§ To be done: Please give the data below again in full, exactly as it stands.

§ Records supplied:
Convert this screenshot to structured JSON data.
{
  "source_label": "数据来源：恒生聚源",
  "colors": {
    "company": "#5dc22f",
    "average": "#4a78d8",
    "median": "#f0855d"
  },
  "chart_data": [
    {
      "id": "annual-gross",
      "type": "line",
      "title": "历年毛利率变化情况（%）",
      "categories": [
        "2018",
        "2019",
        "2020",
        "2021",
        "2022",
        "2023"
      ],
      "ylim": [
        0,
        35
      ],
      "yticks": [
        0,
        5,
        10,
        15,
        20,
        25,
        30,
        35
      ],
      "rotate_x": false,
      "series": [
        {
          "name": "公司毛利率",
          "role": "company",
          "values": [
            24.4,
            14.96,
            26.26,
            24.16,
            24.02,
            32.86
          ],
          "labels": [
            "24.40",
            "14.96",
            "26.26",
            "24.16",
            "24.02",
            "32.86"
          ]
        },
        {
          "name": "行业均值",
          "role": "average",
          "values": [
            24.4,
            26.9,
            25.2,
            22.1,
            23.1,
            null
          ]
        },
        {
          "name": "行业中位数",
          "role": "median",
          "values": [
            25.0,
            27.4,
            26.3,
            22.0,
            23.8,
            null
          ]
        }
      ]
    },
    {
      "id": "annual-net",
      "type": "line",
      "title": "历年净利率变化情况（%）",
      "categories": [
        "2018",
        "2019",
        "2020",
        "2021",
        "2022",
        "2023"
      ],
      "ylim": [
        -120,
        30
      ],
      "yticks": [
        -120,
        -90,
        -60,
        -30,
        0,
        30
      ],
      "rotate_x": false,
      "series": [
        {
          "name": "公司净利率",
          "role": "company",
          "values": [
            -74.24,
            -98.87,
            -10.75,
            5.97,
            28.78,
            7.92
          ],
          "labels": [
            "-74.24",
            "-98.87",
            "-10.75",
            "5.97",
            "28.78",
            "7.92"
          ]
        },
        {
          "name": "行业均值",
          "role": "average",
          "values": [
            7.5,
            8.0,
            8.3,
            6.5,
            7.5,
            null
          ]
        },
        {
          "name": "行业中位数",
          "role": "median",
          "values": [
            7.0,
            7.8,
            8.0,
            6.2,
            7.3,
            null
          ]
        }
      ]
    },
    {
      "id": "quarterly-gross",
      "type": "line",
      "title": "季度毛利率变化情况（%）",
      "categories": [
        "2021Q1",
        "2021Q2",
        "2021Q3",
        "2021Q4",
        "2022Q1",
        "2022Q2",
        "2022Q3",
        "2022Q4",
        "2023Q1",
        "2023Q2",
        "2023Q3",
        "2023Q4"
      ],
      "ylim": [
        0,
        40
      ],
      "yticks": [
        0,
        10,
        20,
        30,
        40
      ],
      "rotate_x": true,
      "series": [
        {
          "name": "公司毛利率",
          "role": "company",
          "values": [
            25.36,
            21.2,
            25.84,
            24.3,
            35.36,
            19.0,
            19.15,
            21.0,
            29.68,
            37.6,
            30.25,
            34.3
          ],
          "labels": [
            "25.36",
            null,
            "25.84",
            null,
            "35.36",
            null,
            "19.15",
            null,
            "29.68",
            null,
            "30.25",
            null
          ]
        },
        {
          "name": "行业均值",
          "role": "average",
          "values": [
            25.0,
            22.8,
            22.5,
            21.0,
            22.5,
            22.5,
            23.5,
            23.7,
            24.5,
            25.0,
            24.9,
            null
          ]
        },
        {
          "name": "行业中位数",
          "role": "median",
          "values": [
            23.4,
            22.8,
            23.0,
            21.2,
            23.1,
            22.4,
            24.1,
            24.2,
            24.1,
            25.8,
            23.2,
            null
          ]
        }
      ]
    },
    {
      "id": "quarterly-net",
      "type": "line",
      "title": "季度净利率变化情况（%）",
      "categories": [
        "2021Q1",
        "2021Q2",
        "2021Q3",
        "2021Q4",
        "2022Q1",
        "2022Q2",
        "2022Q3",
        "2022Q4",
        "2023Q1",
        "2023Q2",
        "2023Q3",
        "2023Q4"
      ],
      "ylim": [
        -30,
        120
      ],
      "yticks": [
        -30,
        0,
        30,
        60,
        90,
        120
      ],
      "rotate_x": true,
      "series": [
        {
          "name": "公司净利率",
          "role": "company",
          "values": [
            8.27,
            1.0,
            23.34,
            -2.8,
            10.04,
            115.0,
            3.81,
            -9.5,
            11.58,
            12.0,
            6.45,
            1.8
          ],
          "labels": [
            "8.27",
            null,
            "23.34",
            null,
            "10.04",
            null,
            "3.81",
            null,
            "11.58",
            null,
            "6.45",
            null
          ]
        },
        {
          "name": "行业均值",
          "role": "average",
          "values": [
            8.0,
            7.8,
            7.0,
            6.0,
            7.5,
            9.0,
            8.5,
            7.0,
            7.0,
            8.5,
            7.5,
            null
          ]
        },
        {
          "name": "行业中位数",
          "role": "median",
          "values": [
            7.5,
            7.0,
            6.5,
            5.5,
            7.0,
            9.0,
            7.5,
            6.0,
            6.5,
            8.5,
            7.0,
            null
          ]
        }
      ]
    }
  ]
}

§ Result for this task:
Convert this screenshot to structured JSON data.
{
  "source_label": "数据来源：恒生聚源",
  "colors": {
    "company": "#5dc22f",
    "average": "#4a78d8",
    "median": "#f0855d"
  },
  "chart_data": [
    {
      "id": "annual-gross",
      "type": "line",
      "title": "历年毛利率变化情况（%）",
      "categories": [
        "2018",
        "2019",
        "2020",
        "2021",
        "2022",
        "2023"
      ],
      "ylim": [
        0,
        35
      ],
      "yticks": [
        0,
        5,
        10,
        15,
        20,
        25,
        30,
        35
      ],
      "rotate_x": false,
      "series": [
        {
          "name": "公司毛利率",
          "role": "company",
          "values": [
            24.4,
            14.96,
            26.26,
            24.16,
            24.02,
            32.86
          ],
          "labels": [
            "24.40",
            "14.96",
            "26.26",
            "24.16",
            "24.02",
            "32.86"
          ]
        },
        {
          "name": "行业均值",
          "role": "average",
          "values": [
            24.4,
            26.9,
            25.2,
            22.1,
            23.1,
            null
          ]
        },
        {
          "name": "行业中位数",
          "role": "median",
          "values": [
            25.0,
            27.4,
            26.3,
            22.0,
            23.8,
            null
          ]
        }
      ]
    },
    {
      "id": "annual-net",
      "type": "line",
      "title": "历年净利率变化情况（%）",
      "categories": [
        "2018",
        "2019",
        "2020",
        "2021",
        "2022",
        "2023"
      ],
      "ylim": [
        -120,
        30
      ],
      "yticks": [
        -120,
        -90,
        -60,
        -30,
        0,
        30
      ],
      "rotate_x": false,
      "series": [
        {
          "name": "公司净利率",
          "role": "company",
          "values": [
            -74.24,
            -98.87,
            -10.75,
            5.97,
            28.78,
            7.92
          ],
          "labels": [
            "-74.24",
            "-98.87",
            "-10.75",
            "5.97",
            "28.78",
            "7.92"
          ]
        },
        {
          "name": "行业均值",
          "role": "average",
          "values": [
            7.5,
            8.0,
            8.3,
            6.5,
            7.5,
            null
          ]
        },
        {
          "name": "行业中位数",
          "role": "median",
          "values": [
            7.0,
            7.8,
            8.0,
            6.2,
            7.3,
            null
          ]
        }
      ]
    },
    {
      "id": "quarterly-gross",
      "type": "line",
      "title": "季度毛利率变化情况（%）",
      "categories": [
        "2021Q1",
        "2021Q2",
        "2021Q3",
        "2021Q4",
        "2022Q1",
        "2022Q2",
        "2022Q3",
        "2022Q4",
        "2023Q1",
        "2023Q2",
        "2023Q3",
        "2023Q4"
      ],
      "ylim": [
        0,
        40
      ],
      "yticks": [
        0,
        10,
        20,
        30,
        40
      ],
      "rotate_x": true,
      "series": [
        {
          "name": "公司毛利率",
          "role": "company",
          "values": [
            25.36,
            21.2,
            25.84,
            24.3,
            35.36,
            19.0,
            19.15,
            21.0,
            29.68,
            37.6,
            30.25,
            34.3
          ],
          "labels": [
            "25.36",
            null,
            "25.84",
            null,
            "35.36",
            null,
            "19.15",
            null,
            "29.68",
            null,
            "30.25",
            null
          ]
        },
        {
          "name": "行业均值",
          "role": "average",
          "values": [
            25.0,
            22.8,
            22.5,
            21.0,
            22.5,
            22.5,
            23.5,
            23.7,
            24.5,
            25.0,
            24.9,
            null
          ]
        },
        {
          "name": "行业中位数",
          "role": "median",
          "values": [
            23.4,
            22.8,
            23.0,
            21.2,
            23.1,
            22.4,
            24.1,
            24.2,
            24.1,
            25.8,
            23.2,
            null
          ]
        }
      ]
    },
    {
      "id": "quarterly-net",
      "type": "line",
      "title": "季度净利率变化情况（%）",
      "categories": [
        "2021Q1",
        "2021Q2",
        "2021Q3",
        "2021Q4",
        "2022Q1",
        "2022Q2",
        "2022Q3",
        "2022Q4",
        "2023Q1",
        "2023Q2",
        "2023Q3",
        "2023Q4"
      ],
      "ylim": [
        -30,
        120
      ],
      "yticks": [
        -30,
        0,
        30,
        60,
        90,
        120
      ],
      "rotate_x": true,
      "series": [
        {
          "name": "公司净利率",
          "role": "company",
          "values": [
            8.27,
            1.0,
            23.34,
            -2.8,
            10.04,
            115.0,
            3.81,
            -9.5,
            11.58,
            12.0,
            6.45,
            1.8
          ],
          "labels": [
            "8.27",
            null,
            "23.34",
            null,
            "10.04",
            null,
            "3.81",
            null,
            "11.58",
            null,
            "6.45",
            null
          ]
        },
        {
          "name": "行业均值",
          "role": "average",
          "values": [
            8.0,
            7.8,
            7.0,
            6.0,
            7.5,
            9.0,
            8.5,
            7.0,
            7.0,
            8.5,
            7.5,
            null
          ]
        },
        {
          "name": "行业中位数",
          "role": "median",
          "values": [
            7.5,
            7.0,
            6.5,
            5.5,
            7.0,
            9.0,
            7.5,
            6.0,
            6.5,
            8.5,
            7.0,
            null
          ]
        }
      ]
    }
  ]
}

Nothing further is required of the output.